Aim:
Copy out every line exactly, passing over the pictures.

Material for this exercise:
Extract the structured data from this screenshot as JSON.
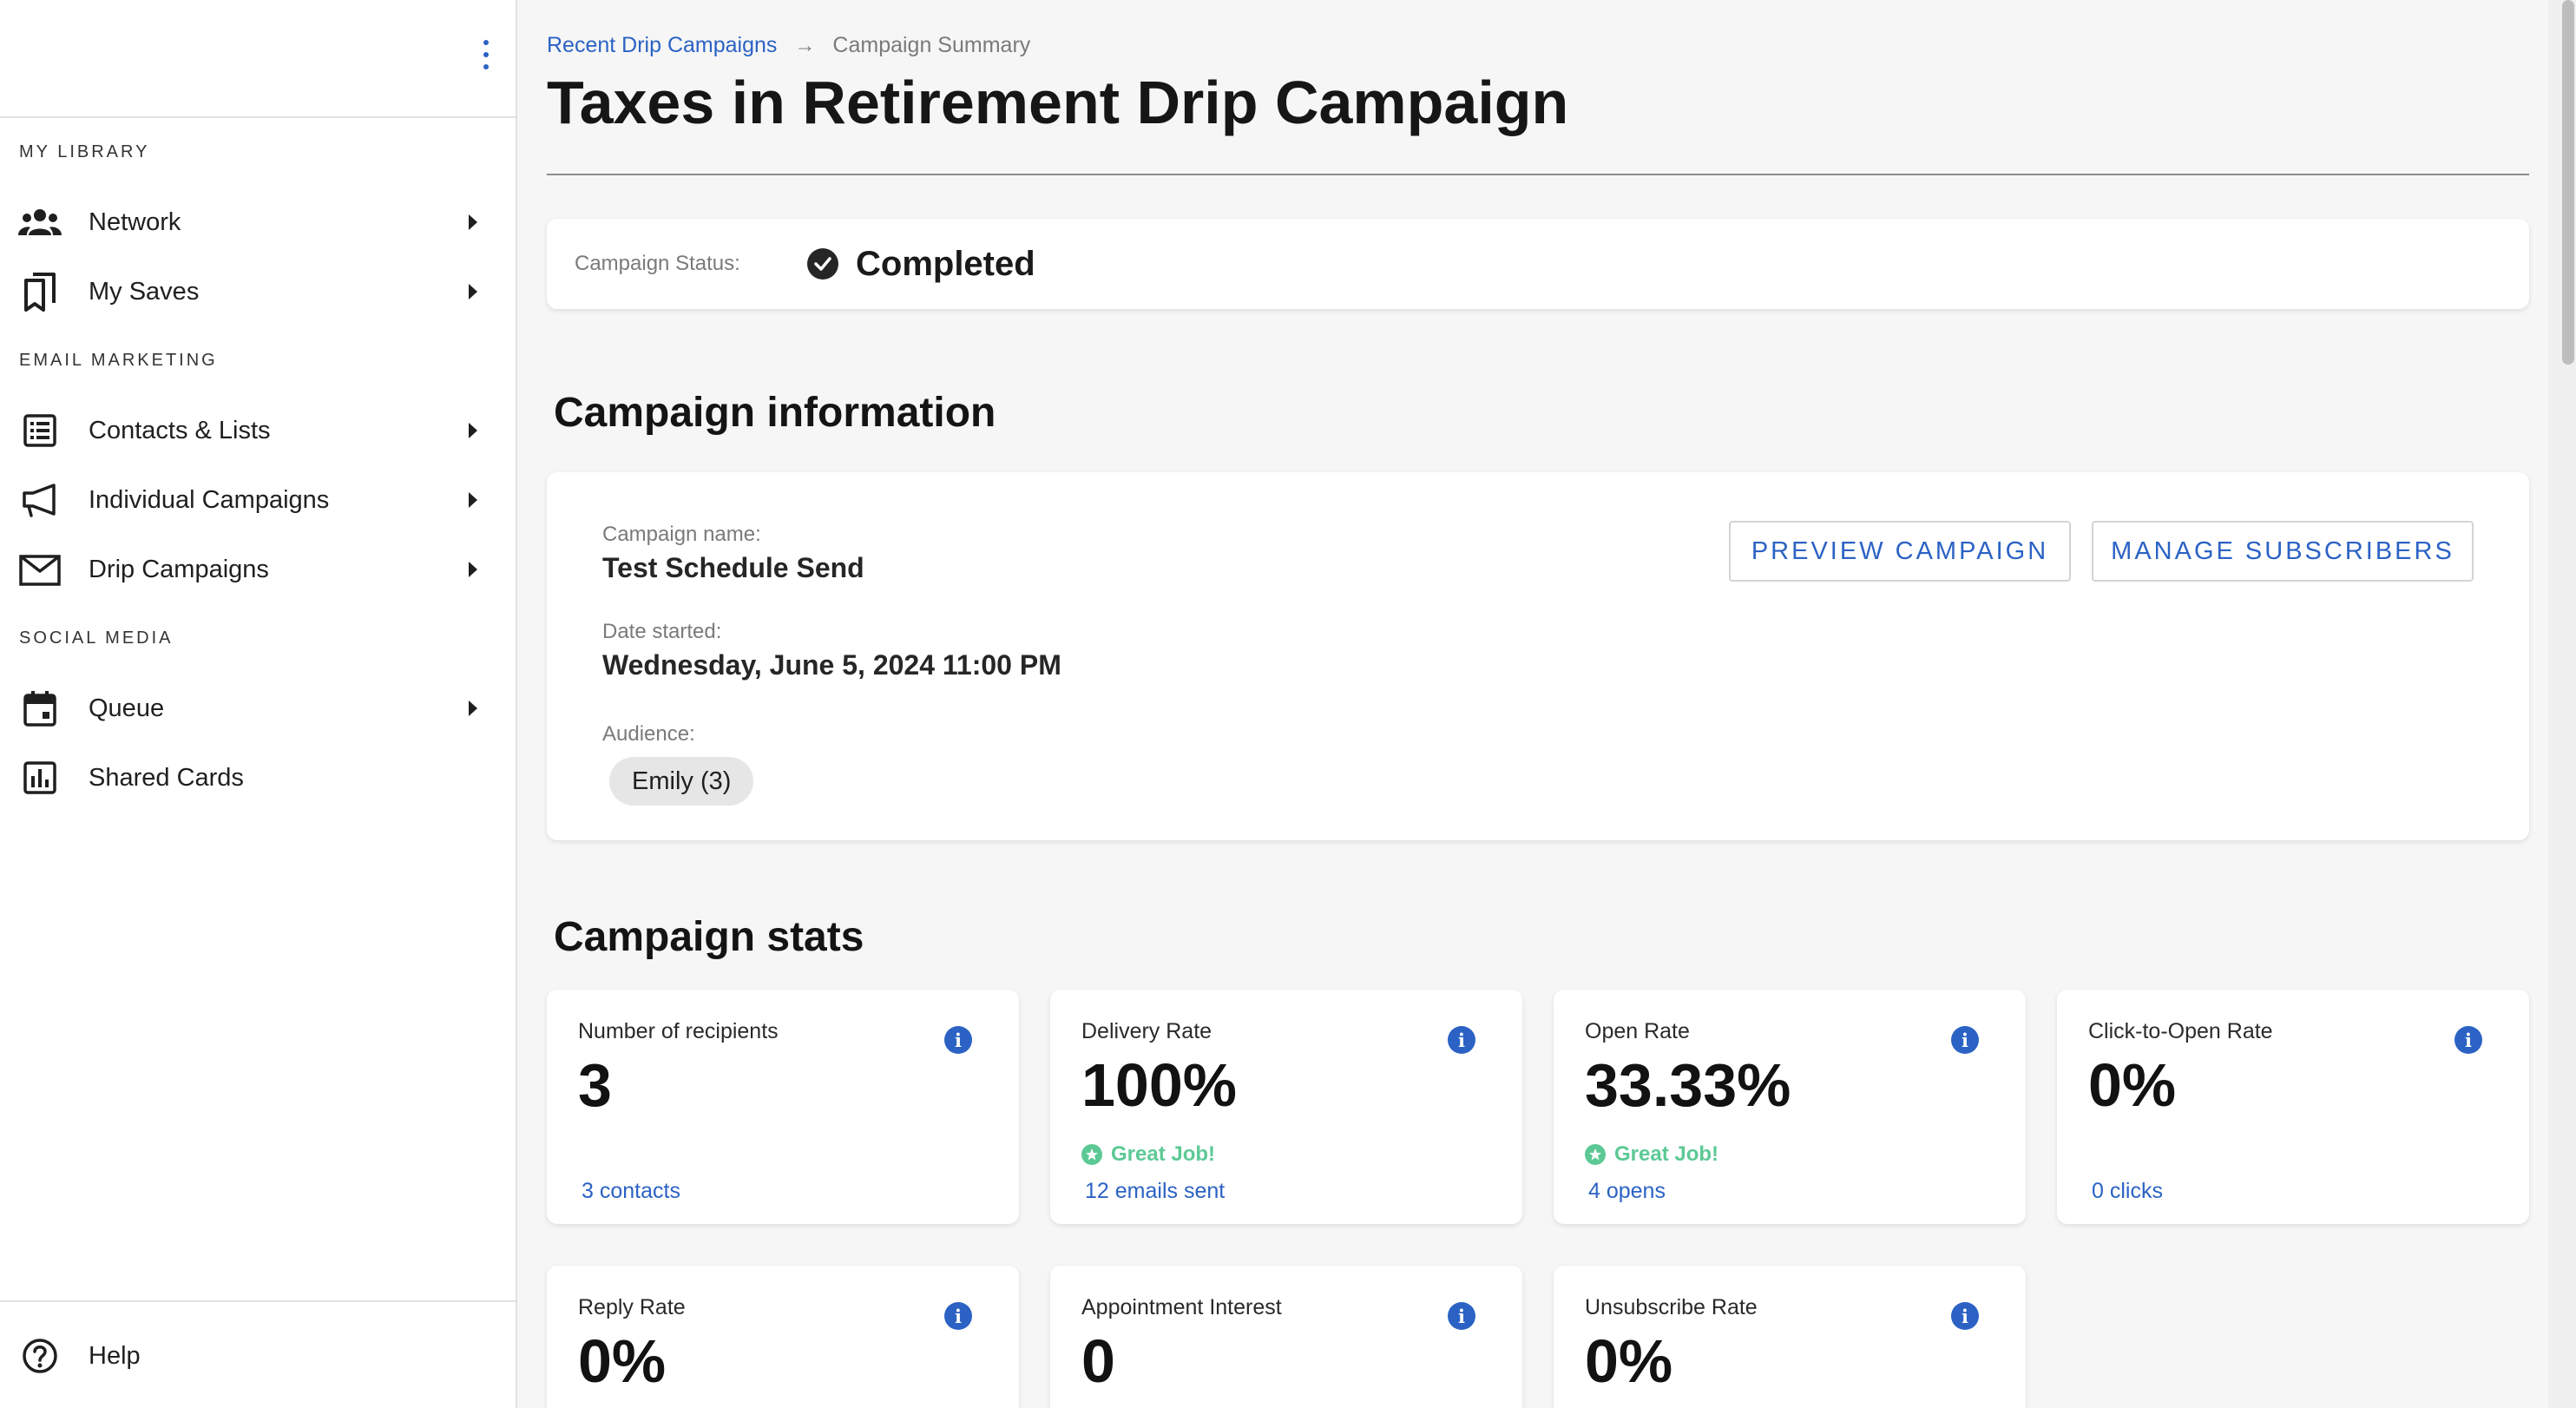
{
  "sidebar": {
    "sections": [
      {
        "heading": "MY LIBRARY"
      },
      {
        "heading": "EMAIL MARKETING"
      },
      {
        "heading": "SOCIAL MEDIA"
      }
    ],
    "items": [
      {
        "label": "Network",
        "icon": "people-icon",
        "expandable": true
      },
      {
        "label": "My Saves",
        "icon": "bookmarks-icon",
        "expandable": true
      },
      {
        "label": "Contacts & Lists",
        "icon": "list-icon",
        "expandable": true
      },
      {
        "label": "Individual Campaigns",
        "icon": "megaphone-icon",
        "expandable": true
      },
      {
        "label": "Drip Campaigns",
        "icon": "mail-icon",
        "expandable": true
      },
      {
        "label": "Queue",
        "icon": "calendar-icon",
        "expandable": true
      },
      {
        "label": "Shared Cards",
        "icon": "bar-chart-icon",
        "expandable": false
      }
    ],
    "help_label": "Help"
  },
  "breadcrumb": {
    "parent": "Recent Drip Campaigns",
    "separator": "→",
    "current": "Campaign Summary"
  },
  "page": {
    "title": "Taxes in Retirement Drip Campaign"
  },
  "status": {
    "label": "Campaign Status:",
    "value": "Completed"
  },
  "campaign_info": {
    "section_title": "Campaign information",
    "name_label": "Campaign name:",
    "name_value": "Test Schedule Send",
    "date_label": "Date started:",
    "date_value": "Wednesday, June 5, 2024 11:00 PM",
    "audience_label": "Audience:",
    "audience_chip": "Emily (3)",
    "preview_button": "PREVIEW CAMPAIGN",
    "manage_button": "MANAGE SUBSCRIBERS"
  },
  "stats": {
    "section_title": "Campaign stats",
    "cards": [
      {
        "label": "Number of recipients",
        "value": "3",
        "praise": "",
        "link": "3 contacts"
      },
      {
        "label": "Delivery Rate",
        "value": "100%",
        "praise": "Great Job!",
        "link": "12 emails sent"
      },
      {
        "label": "Open Rate",
        "value": "33.33%",
        "praise": "Great Job!",
        "link": "4 opens"
      },
      {
        "label": "Click-to-Open Rate",
        "value": "0%",
        "praise": "",
        "link": "0 clicks"
      },
      {
        "label": "Reply Rate",
        "value": "0%"
      },
      {
        "label": "Appointment Interest",
        "value": "0"
      },
      {
        "label": "Unsubscribe Rate",
        "value": "0%"
      }
    ],
    "info_glyph": "i"
  },
  "colors": {
    "accent": "#2b62c4",
    "success": "#5cc995",
    "background": "#f6f6f6"
  }
}
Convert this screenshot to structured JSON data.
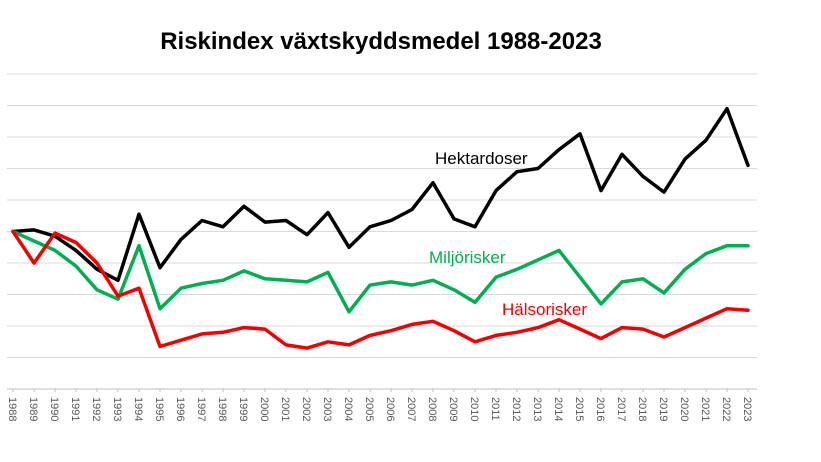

Result:
Extract the structured data from this screenshot as JSON.
{
  "sidebar": {
    "sections": [
      {
        "heading": "MY LIBRARY"
      },
      {
        "heading": "EMAIL MARKETING"
      },
      {
        "heading": "SOCIAL MEDIA"
      }
    ],
    "items": [
      {
        "label": "Network",
        "icon": "people-icon",
        "expandable": true
      },
      {
        "label": "My Saves",
        "icon": "bookmarks-icon",
        "expandable": true
      },
      {
        "label": "Contacts & Lists",
        "icon": "list-icon",
        "expandable": true
      },
      {
        "label": "Individual Campaigns",
        "icon": "megaphone-icon",
        "expandable": true
      },
      {
        "label": "Drip Campaigns",
        "icon": "mail-icon",
        "expandable": true
      },
      {
        "label": "Queue",
        "icon": "calendar-icon",
        "expandable": true
      },
      {
        "label": "Shared Cards",
        "icon": "bar-chart-icon",
        "expandable": false
      }
    ],
    "help_label": "Help"
  },
  "breadcrumb": {
    "parent": "Recent Drip Campaigns",
    "separator": "→",
    "current": "Campaign Summary"
  },
  "page": {
    "title": "Taxes in Retirement Drip Campaign"
  },
  "status": {
    "label": "Campaign Status:",
    "value": "Completed"
  },
  "campaign_info": {
    "section_title": "Campaign information",
    "name_label": "Campaign name:",
    "name_value": "Test Schedule Send",
    "date_label": "Date started:",
    "date_value": "Wednesday, June 5, 2024 11:00 PM",
    "audience_label": "Audience:",
    "audience_chip": "Emily (3)",
    "preview_button": "PREVIEW CAMPAIGN",
    "manage_button": "MANAGE SUBSCRIBERS"
  },
  "stats": {
    "section_title": "Campaign stats",
    "cards": [
      {
        "label": "Number of recipients",
        "value": "3",
        "praise": "",
        "link": "3 contacts"
      },
      {
        "label": "Delivery Rate",
        "value": "100%",
        "praise": "Great Job!",
        "link": "12 emails sent"
      },
      {
        "label": "Open Rate",
        "value": "33.33%",
        "praise": "Great Job!",
        "link": "4 opens"
      },
      {
        "label": "Click-to-Open Rate",
        "value": "0%",
        "praise": "",
        "link": "0 clicks"
      },
      {
        "label": "Reply Rate",
        "value": "0%"
      },
      {
        "label": "Appointment Interest",
        "value": "0"
      },
      {
        "label": "Unsubscribe Rate",
        "value": "0%"
      }
    ],
    "info_glyph": "i"
  },
  "colors": {
    "accent": "#2b62c4",
    "success": "#5cc995",
    "background": "#f6f6f6"
  }
}
Convert this screenshot to structured JSON data.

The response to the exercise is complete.